§ Task statement:
Set down the records again, keeping each line exactly as it is.

§ Page text dataset records:

☆ ☆ ☆ ☆

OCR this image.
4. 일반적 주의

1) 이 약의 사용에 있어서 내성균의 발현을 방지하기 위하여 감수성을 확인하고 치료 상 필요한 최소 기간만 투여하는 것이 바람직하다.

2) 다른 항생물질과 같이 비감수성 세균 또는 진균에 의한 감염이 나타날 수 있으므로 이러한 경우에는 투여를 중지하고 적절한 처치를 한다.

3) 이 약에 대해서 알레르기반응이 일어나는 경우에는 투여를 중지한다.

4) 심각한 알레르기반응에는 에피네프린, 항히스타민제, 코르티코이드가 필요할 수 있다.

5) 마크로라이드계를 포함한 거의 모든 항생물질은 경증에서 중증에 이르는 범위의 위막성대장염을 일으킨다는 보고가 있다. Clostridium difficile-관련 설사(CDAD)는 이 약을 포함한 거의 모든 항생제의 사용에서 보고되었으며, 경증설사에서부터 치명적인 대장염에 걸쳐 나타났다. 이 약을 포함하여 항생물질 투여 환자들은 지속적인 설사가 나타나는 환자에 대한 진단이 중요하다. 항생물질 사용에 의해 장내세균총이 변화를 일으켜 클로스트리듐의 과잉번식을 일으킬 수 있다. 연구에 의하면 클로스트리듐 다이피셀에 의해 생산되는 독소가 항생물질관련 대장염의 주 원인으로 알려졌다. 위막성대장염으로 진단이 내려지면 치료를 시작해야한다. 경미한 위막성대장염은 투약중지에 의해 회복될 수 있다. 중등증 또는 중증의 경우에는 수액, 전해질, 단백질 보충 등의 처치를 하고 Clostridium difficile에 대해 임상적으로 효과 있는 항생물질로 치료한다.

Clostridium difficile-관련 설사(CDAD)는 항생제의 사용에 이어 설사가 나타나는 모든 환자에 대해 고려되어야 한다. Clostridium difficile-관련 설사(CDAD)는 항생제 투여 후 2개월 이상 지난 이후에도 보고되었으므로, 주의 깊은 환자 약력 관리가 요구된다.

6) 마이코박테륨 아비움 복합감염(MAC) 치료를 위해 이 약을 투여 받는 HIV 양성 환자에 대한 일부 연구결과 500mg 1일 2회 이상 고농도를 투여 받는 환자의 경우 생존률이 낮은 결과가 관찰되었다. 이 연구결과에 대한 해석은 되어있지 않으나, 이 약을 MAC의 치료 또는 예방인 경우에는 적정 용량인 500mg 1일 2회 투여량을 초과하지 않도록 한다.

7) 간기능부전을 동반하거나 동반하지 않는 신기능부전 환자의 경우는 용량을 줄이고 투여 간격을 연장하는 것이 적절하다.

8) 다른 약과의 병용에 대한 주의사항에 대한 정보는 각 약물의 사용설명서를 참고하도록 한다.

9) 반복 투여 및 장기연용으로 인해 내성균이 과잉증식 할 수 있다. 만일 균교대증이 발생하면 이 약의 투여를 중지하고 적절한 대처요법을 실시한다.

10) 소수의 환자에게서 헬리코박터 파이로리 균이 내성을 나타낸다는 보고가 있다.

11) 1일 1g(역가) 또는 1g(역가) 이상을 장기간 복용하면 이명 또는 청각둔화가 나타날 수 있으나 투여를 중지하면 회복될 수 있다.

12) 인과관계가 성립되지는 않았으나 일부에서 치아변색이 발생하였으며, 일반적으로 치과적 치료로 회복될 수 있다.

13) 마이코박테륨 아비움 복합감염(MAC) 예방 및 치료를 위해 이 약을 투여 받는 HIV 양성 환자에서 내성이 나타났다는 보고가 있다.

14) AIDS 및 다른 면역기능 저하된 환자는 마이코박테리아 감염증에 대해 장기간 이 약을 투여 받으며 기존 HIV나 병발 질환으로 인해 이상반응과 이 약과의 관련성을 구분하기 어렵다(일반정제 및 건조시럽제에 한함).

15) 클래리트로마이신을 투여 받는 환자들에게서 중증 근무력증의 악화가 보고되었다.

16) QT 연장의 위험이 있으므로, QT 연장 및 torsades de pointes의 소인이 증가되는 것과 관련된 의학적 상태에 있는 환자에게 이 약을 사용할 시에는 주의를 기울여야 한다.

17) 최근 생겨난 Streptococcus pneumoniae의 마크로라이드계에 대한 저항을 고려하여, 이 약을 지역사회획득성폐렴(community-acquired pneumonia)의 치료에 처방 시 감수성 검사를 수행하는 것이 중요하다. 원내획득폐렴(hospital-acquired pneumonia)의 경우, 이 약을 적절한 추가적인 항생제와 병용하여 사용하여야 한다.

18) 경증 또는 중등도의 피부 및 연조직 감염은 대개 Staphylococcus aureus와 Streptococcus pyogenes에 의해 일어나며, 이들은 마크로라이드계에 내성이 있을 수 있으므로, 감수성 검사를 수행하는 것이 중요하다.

☆ ☆ ☆ ☆

§ Response box:
OCR this image.
4. 일반적 주의

1) 이 약의 사용에 있어서 내성균의 발현을 방지하기 위하여 감수성을 확인하고 치료 상 필요한 최소 기간만 투여하는 것이 바람직하다.

2) 다른 항생물질과 같이 비감수성 세균 또는 진균에 의한 감염이 나타날 수 있으므로 이러한 경우에는 투여를 중지하고 적절한 처치를 한다.

3) 이 약에 대해서 알레르기반응이 일어나는 경우에는 투여를 중지한다.

4) 심각한 알레르기반응에는 에피네프린, 항히스타민제, 코르티코이드가 필요할 수 있다.

5) 마크로라이드계를 포함한 거의 모든 항생물질은 경증에서 중증에 이르는 범위의 위막성대장염을 일으킨다는 보고가 있다. Clostridium difficile-관련 설사(CDAD)는 이 약을 포함한 거의 모든 항생제의 사용에서 보고되었으며, 경증설사에서부터 치명적인 대장염에 걸쳐 나타났다. 이 약을 포함하여 항생물질 투여 환자들은 지속적인 설사가 나타나는 환자에 대한 진단이 중요하다. 항생물질 사용에 의해 장내세균총이 변화를 일으켜 클로스트리듐의 과잉번식을 일으킬 수 있다. 연구에 의하면 클로스트리듐 다이피셀에 의해 생산되는 독소가 항생물질관련 대장염의 주 원인으로 알려졌다. 위막성대장염으로 진단이 내려지면 치료를 시작해야한다. 경미한 위막성대장염은 투약중지에 의해 회복될 수 있다. 중등증 또는 중증의 경우에는 수액, 전해질, 단백질 보충 등의 처치를 하고 Clostridium difficile에 대해 임상적으로 효과 있는 항생물질로 치료한다.

Clostridium difficile-관련 설사(CDAD)는 항생제의 사용에 이어 설사가 나타나는 모든 환자에 대해 고려되어야 한다. Clostridium difficile-관련 설사(CDAD)는 항생제 투여 후 2개월 이상 지난 이후에도 보고되었으므로, 주의 깊은 환자 약력 관리가 요구된다.

6) 마이코박테륨 아비움 복합감염(MAC) 치료를 위해 이 약을 투여 받는 HIV 양성 환자에 대한 일부 연구결과 500mg 1일 2회 이상 고농도를 투여 받는 환자의 경우 생존률이 낮은 결과가 관찰되었다. 이 연구결과에 대한 해석은 되어있지 않으나, 이 약을 MAC의 치료 또는 예방인 경우에는 적정 용량인 500mg 1일 2회 투여량을 초과하지 않도록 한다.

7) 간기능부전을 동반하거나 동반하지 않는 신기능부전 환자의 경우는 용량을 줄이고 투여 간격을 연장하는 것이 적절하다.

8) 다른 약과의 병용에 대한 주의사항에 대한 정보는 각 약물의 사용설명서를 참고하도록 한다.

9) 반복 투여 및 장기연용으로 인해 내성균이 과잉증식 할 수 있다. 만일 균교대증이 발생하면 이 약의 투여를 중지하고 적절한 대처요법을 실시한다.

10) 소수의 환자에게서 헬리코박터 파이로리 균이 내성을 나타낸다는 보고가 있다.

11) 1일 1g(역가) 또는 1g(역가) 이상을 장기간 복용하면 이명 또는 청각둔화가 나타날 수 있으나 투여를 중지하면 회복될 수 있다.

12) 인과관계가 성립되지는 않았으나 일부에서 치아변색이 발생하였으며, 일반적으로 치과적 치료로 회복될 수 있다.

13) 마이코박테륨 아비움 복합감염(MAC) 예방 및 치료를 위해 이 약을 투여 받는 HIV 양성 환자에서 내성이 나타났다는 보고가 있다.

14) AIDS 및 다른 면역기능 저하된 환자는 마이코박테리아 감염증에 대해 장기간 이 약을 투여 받으며 기존 HIV나 병발 질환으로 인해 이상반응과 이 약과의 관련성을 구분하기 어렵다(일반정제 및 건조시럽제에 한함).

15) 클래리트로마이신을 투여 받는 환자들에게서 중증 근무력증의 악화가 보고되었다.

16) QT 연장의 위험이 있으므로, QT 연장 및 torsades de pointes의 소인이 증가되는 것과 관련된 의학적 상태에 있는 환자에게 이 약을 사용할 시에는 주의를 기울여야 한다.

17) 최근 생겨난 Streptococcus pneumoniae의 마크로라이드계에 대한 저항을 고려하여, 이 약을 지역사회획득성폐렴(community-acquired pneumonia)의 치료에 처방 시 감수성 검사를 수행하는 것이 중요하다. 원내획득폐렴(hospital-acquired pneumonia)의 경우, 이 약을 적절한 추가적인 항생제와 병용하여 사용하여야 한다.

18) 경증 또는 중등도의 피부 및 연조직 감염은 대개 Staphylococcus aureus와 Streptococcus pyogenes에 의해 일어나며, 이들은 마크로라이드계에 내성이 있을 수 있으므로, 감수성 검사를 수행하는 것이 중요하다.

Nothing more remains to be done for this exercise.